[Page segmentation data]
===============

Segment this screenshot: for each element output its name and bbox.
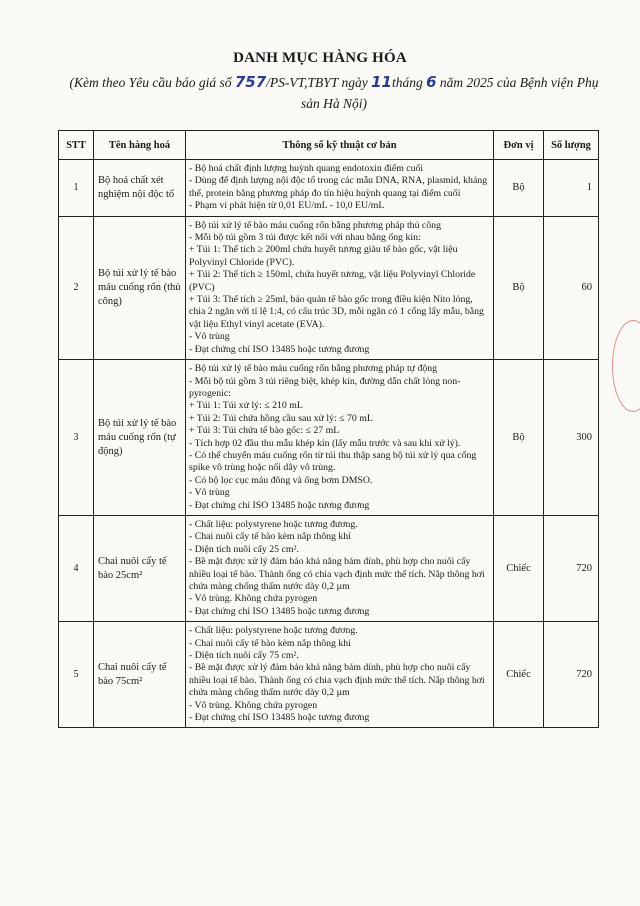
header-name: Tên hàng hoá [94, 131, 186, 160]
spec-line: + Túi 3: Túi chứa tế bào gốc: ≤ 27 mL [189, 425, 340, 437]
spec-line: + Túi 3: Thể tích ≥ 25ml, bảo quản tế bào gốc trong điều kiện Nito lỏng, chia 2 ngăn với tỉ lệ 1:4, có cấu trúc 3D, mỗi ngăn có 1 cổng lấy mẫu, bằng vật liệu Ethyl vinyl acetate (EVA). [189, 294, 484, 330]
spec-line: - Vô trùng. Không chứa pyrogen [189, 593, 318, 605]
table-header-row [59, 131, 599, 160]
handwritten-number: 757 [234, 73, 267, 91]
row-name: Bộ hoá chất xét nghiệm nội độc tố [94, 160, 186, 217]
spec-line: - Chất liệu: polystyrene hoặc tương đương. [189, 625, 358, 637]
row-name: Chai nuôi cấy tế bào 75cm² [94, 622, 186, 728]
handwritten-day: 11 [371, 73, 392, 91]
row-spec [186, 622, 494, 728]
row-spec [186, 160, 494, 217]
spec-line: - Vô trùng [189, 487, 230, 499]
spec-line: + Túi 1: Thể tích ≥ 200ml chứa huyết tương giàu tế bào gốc, vật liệu Polyvinyl Chloride (PVC). [189, 244, 458, 268]
document-title: DANH MỤC HÀNG HÓA [233, 50, 407, 66]
row-name: Chai nuôi cấy tế bào 25cm² [94, 515, 186, 621]
row-qty: 300 [544, 360, 599, 516]
table-row [59, 216, 599, 359]
header-spec: Thông số kỹ thuật cơ bản [186, 131, 494, 160]
subtitle-part-3: tháng [391, 75, 427, 90]
header-qty: Số lượng [544, 131, 599, 160]
spec-line: - Phạm vi phát hiện từ 0,01 EU/mL - 10,0 EU/mL [189, 200, 385, 212]
row-stt: 4 [59, 515, 94, 621]
header-stt: STT [59, 131, 94, 160]
row-name: Bộ túi xử lý tế bào máu cuống rốn (tự động) [94, 360, 186, 516]
spec-line: - Đạt chứng chỉ ISO 13485 hoặc tương đương [189, 499, 370, 511]
row-name: Bộ túi xử lý tế bào máu cuống rốn (thủ công) [94, 216, 186, 359]
row-stt: 2 [59, 216, 94, 359]
row-stt: 3 [59, 360, 94, 516]
row-spec [186, 216, 494, 359]
row-qty: 1 [544, 160, 599, 217]
row-unit: Bộ [494, 160, 544, 217]
spec-line: - Đạt chứng chỉ ISO 13485 hoặc tương đương [189, 605, 370, 617]
row-unit: Bộ [494, 216, 544, 359]
row-spec [186, 515, 494, 621]
row-qty: 720 [544, 622, 599, 728]
handwritten-month: 6 [426, 73, 437, 91]
row-qty: 720 [544, 515, 599, 621]
spec-line: - Có thể chuyển máu cuống rốn từ túi thu thập sang bộ túi xử lý qua cổng spike vô trùng hoặc nối dây vô trùng. [189, 449, 477, 474]
spec-line: + Túi 1: Túi xử lý: ≤ 210 mL [189, 400, 303, 412]
spec-line: - Tích hợp 02 đầu thu mẫu khép kín (lấy mẫu trước và sau khi xử lý). [189, 437, 461, 449]
document-subtitle [64, 72, 604, 114]
spec-line: - Chất liệu: polystyrene hoặc tương đương. [189, 518, 358, 530]
spec-line: - Bề mặt được xử lý đảm bảo khả năng bám dính, phù hợp cho nuôi cấy nhiều loại tế bào. Thành ống có chia vạch định mức thể tích. Nắp thông hơi chứa màng chống thấm nước dày 0,2 µm [189, 556, 485, 592]
spec-line: + Túi 2: Túi chứa hồng cầu sau xử lý: ≤ 70 mL [189, 412, 373, 424]
spec-line: - Bộ túi xử lý tế bào máu cuống rốn bằng phương pháp thủ công [189, 219, 441, 231]
header-unit: Đơn vị [494, 131, 544, 160]
row-unit: Chiếc [494, 622, 544, 728]
spec-line: - Có bộ lọc cục máu đông và ống bơm DMSO. [189, 474, 373, 486]
row-stt: 1 [59, 160, 94, 217]
row-unit: Chiếc [494, 515, 544, 621]
subtitle-part-1: (Kèm theo Yêu cầu báo giá số [69, 75, 235, 90]
spec-line: - Dùng để định lượng nội độc tố trong các mẫu DNA, RNA, plasmid, kháng thể, protein bằng phương pháp đo tín hiệu huỳnh quang tại điểm cuối [189, 175, 488, 199]
table-row [59, 622, 599, 728]
goods-table [58, 130, 599, 728]
spec-line: - Diện tích nuôi cấy 75 cm². [189, 650, 299, 662]
spec-line: - Vô trùng [189, 331, 230, 343]
row-spec [186, 360, 494, 516]
red-stamp-mark [612, 320, 640, 412]
spec-line: - Bộ hoá chất định lượng huỳnh quang endotoxin điểm cuối [189, 163, 424, 174]
spec-line: - Mỗi bộ túi gồm 3 túi riêng biệt, khép kín, đường dẫn chất lỏng non-pyrogenic: [189, 375, 461, 399]
spec-line: - Mỗi bộ túi gồm 3 túi được kết nối với nhau bằng ống kín: [189, 232, 421, 244]
subtitle-part-4: năm 2025 của Bệnh viện Phụ sản Hà Nội) [300, 75, 599, 111]
table-row [59, 515, 599, 621]
spec-line: - Đạt chứng chỉ ISO 13485 hoặc tương đương [189, 343, 370, 355]
spec-line: - Chai nuôi cấy tế bào kèm nắp thông khí [189, 637, 351, 649]
spec-line: - Diện tích nuôi cấy 25 cm². [189, 543, 299, 555]
table-row [59, 360, 599, 516]
spec-line: - Đạt chứng chỉ ISO 13485 hoặc tương đương [189, 712, 370, 724]
row-unit: Bộ [494, 360, 544, 516]
spec-line: - Bề mặt được xử lý đảm bảo khả năng bám dính, phù hợp cho nuôi cấy nhiều loại tế bào. Thành ống có chia vạch định mức thể tích. Nắp thông hơi chứa màng chống thấm nước dày 0,2 µm [189, 662, 485, 699]
row-stt: 5 [59, 622, 94, 728]
spec-line: - Vô trùng. Không chứa pyrogen [189, 699, 318, 711]
row-qty: 60 [544, 216, 599, 359]
spec-line: - Bộ túi xử lý tế bào máu cuống rốn bằng phương pháp tự động [189, 363, 438, 375]
subtitle-part-2: /PS-VT,TBYT ngày [266, 75, 372, 90]
spec-line: + Túi 2: Thể tích ≥ 150ml, chứa huyết tương, vật liệu Polyvinyl Chloride (PVC) [189, 269, 476, 293]
spec-line: - Chai nuôi cấy tế bào kèm nắp thông khí [189, 531, 351, 543]
table-row [59, 160, 599, 217]
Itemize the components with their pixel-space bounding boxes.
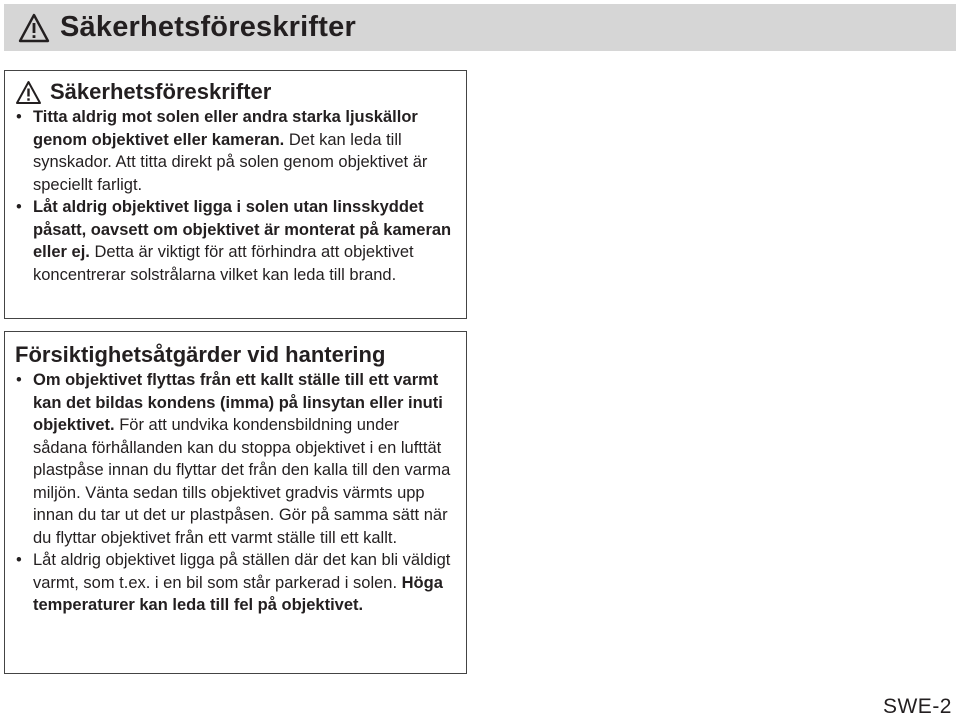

===============

## INSTRUCTIONS FOR THE TASK
What is needed is an exact repetition of every entry, without the pictures.

## EXERCISE ANSWER
Segment this screenshot: for each element output its name and bbox.
header-name: Tên hàng hoá [94, 131, 186, 160]
spec-line: + Túi 3: Túi chứa tế bào gốc: ≤ 27 mL [189, 425, 340, 437]
spec-line: + Túi 3: Thể tích ≥ 25ml, bảo quản tế bào gốc trong điều kiện Nito lỏng, chia 2 ngăn với tỉ lệ 1:4, có cấu trúc 3D, mỗi ngăn có 1 cổng lấy mẫu, bằng vật liệu Ethyl vinyl acetate (EVA). [189, 294, 484, 330]
spec-line: - Vô trùng. Không chứa pyrogen [189, 593, 318, 605]
table-header-row [59, 131, 599, 160]
handwritten-number: 757 [234, 73, 267, 91]
row-name: Bộ hoá chất xét nghiệm nội độc tố [94, 160, 186, 217]
spec-line: - Chất liệu: polystyrene hoặc tương đương. [189, 625, 358, 637]
row-name: Chai nuôi cấy tế bào 75cm² [94, 622, 186, 728]
handwritten-day: 11 [371, 73, 392, 91]
row-spec [186, 622, 494, 728]
row-spec [186, 160, 494, 217]
spec-line: - Vô trùng [189, 487, 230, 499]
spec-line: + Túi 1: Thể tích ≥ 200ml chứa huyết tương giàu tế bào gốc, vật liệu Polyvinyl Chloride (PVC). [189, 244, 458, 268]
document-title: DANH MỤC HÀNG HÓA [233, 50, 407, 66]
row-name: Chai nuôi cấy tế bào 25cm² [94, 515, 186, 621]
row-qty: 300 [544, 360, 599, 516]
table-row [59, 216, 599, 359]
header-spec: Thông số kỹ thuật cơ bản [186, 131, 494, 160]
subtitle-part-3: tháng [391, 75, 427, 90]
header-qty: Số lượng [544, 131, 599, 160]
spec-line: - Phạm vi phát hiện từ 0,01 EU/mL - 10,0 EU/mL [189, 200, 385, 212]
row-stt: 4 [59, 515, 94, 621]
header-stt: STT [59, 131, 94, 160]
row-name: Bộ túi xử lý tế bào máu cuống rốn (tự động) [94, 360, 186, 516]
spec-line: - Đạt chứng chỉ ISO 13485 hoặc tương đương [189, 499, 370, 511]
row-name: Bộ túi xử lý tế bào máu cuống rốn (thủ công) [94, 216, 186, 359]
row-stt: 2 [59, 216, 94, 359]
row-stt: 3 [59, 360, 94, 516]
row-spec [186, 216, 494, 359]
row-qty: 1 [544, 160, 599, 217]
row-unit: Bộ [494, 160, 544, 217]
spec-line: - Đạt chứng chỉ ISO 13485 hoặc tương đương [189, 605, 370, 617]
row-unit: Bộ [494, 216, 544, 359]
row-spec [186, 515, 494, 621]
row-qty: 720 [544, 622, 599, 728]
handwritten-month: 6 [426, 73, 437, 91]
row-qty: 720 [544, 515, 599, 621]
spec-line: - Có thể chuyển máu cuống rốn từ túi thu thập sang bộ túi xử lý qua cổng spike vô trùng hoặc nối dây vô trùng. [189, 449, 477, 474]
spec-line: + Túi 1: Túi xử lý: ≤ 210 mL [189, 400, 303, 412]
spec-line: - Tích hợp 02 đầu thu mẫu khép kín (lấy mẫu trước và sau khi xử lý). [189, 437, 461, 449]
document-subtitle [64, 72, 604, 114]
spec-line: - Chất liệu: polystyrene hoặc tương đương. [189, 518, 358, 530]
spec-line: - Bề mặt được xử lý đảm bảo khả năng bám dính, phù hợp cho nuôi cấy nhiều loại tế bào. Thành ống có chia vạch định mức thể tích. Nắp thông hơi chứa màng chống thấm nước dày 0,2 µm [189, 556, 485, 592]
spec-line: + Túi 2: Túi chứa hồng cầu sau xử lý: ≤ 70 mL [189, 412, 373, 424]
spec-line: - Bộ túi xử lý tế bào máu cuống rốn bằng phương pháp thủ công [189, 219, 441, 231]
header-unit: Đơn vị [494, 131, 544, 160]
row-unit: Chiếc [494, 622, 544, 728]
spec-line: - Có bộ lọc cục máu đông và ống bơm DMSO. [189, 474, 373, 486]
row-stt: 1 [59, 160, 94, 217]
row-unit: Chiếc [494, 515, 544, 621]
subtitle-part-1: (Kèm theo Yêu cầu báo giá số [69, 75, 235, 90]
spec-line: - Dùng để định lượng nội độc tố trong các mẫu DNA, RNA, plasmid, kháng thể, protein bằng phương pháp đo tín hiệu huỳnh quang tại điểm cuối [189, 175, 488, 199]
table-row [59, 622, 599, 728]
goods-table [58, 130, 599, 728]
spec-line: - Diện tích nuôi cấy 75 cm². [189, 650, 299, 662]
spec-line: - Vô trùng [189, 331, 230, 343]
row-spec [186, 360, 494, 516]
red-stamp-mark [612, 320, 640, 412]
spec-line: - Bộ hoá chất định lượng huỳnh quang endotoxin điểm cuối [189, 163, 424, 174]
spec-line: - Mỗi bộ túi gồm 3 túi riêng biệt, khép kín, đường dẫn chất lỏng non-pyrogenic: [189, 375, 461, 399]
spec-line: - Mỗi bộ túi gồm 3 túi được kết nối với nhau bằng ống kín: [189, 232, 421, 244]
subtitle-part-4: năm 2025 của Bệnh viện Phụ sản Hà Nội) [300, 75, 599, 111]
table-row [59, 515, 599, 621]
spec-line: - Đạt chứng chỉ ISO 13485 hoặc tương đương [189, 343, 370, 355]
spec-line: - Chai nuôi cấy tế bào kèm nắp thông khí [189, 637, 351, 649]
spec-line: - Diện tích nuôi cấy 25 cm². [189, 543, 299, 555]
table-row [59, 360, 599, 516]
spec-line: - Đạt chứng chỉ ISO 13485 hoặc tương đương [189, 712, 370, 724]
row-unit: Bộ [494, 360, 544, 516]
spec-line: - Bề mặt được xử lý đảm bảo khả năng bám dính, phù hợp cho nuôi cấy nhiều loại tế bào. Thành ống có chia vạch định mức thể tích. Nắp thông hơi chứa màng chống thấm nước dày 0,2 µm [189, 662, 485, 699]
row-stt: 5 [59, 622, 94, 728]
spec-line: - Vô trùng. Không chứa pyrogen [189, 699, 318, 711]
row-qty: 60 [544, 216, 599, 359]
spec-line: - Bộ túi xử lý tế bào máu cuống rốn bằng phương pháp tự động [189, 363, 438, 375]
subtitle-part-2: /PS-VT,TBYT ngày [266, 75, 372, 90]
spec-line: + Túi 2: Thể tích ≥ 150ml, chứa huyết tương, vật liệu Polyvinyl Chloride (PVC) [189, 269, 476, 293]
spec-line: - Chai nuôi cấy tế bào kèm nắp thông khí [189, 531, 351, 543]
table-row [59, 160, 599, 217]
Itemize the components with their pixel-space bounding boxes.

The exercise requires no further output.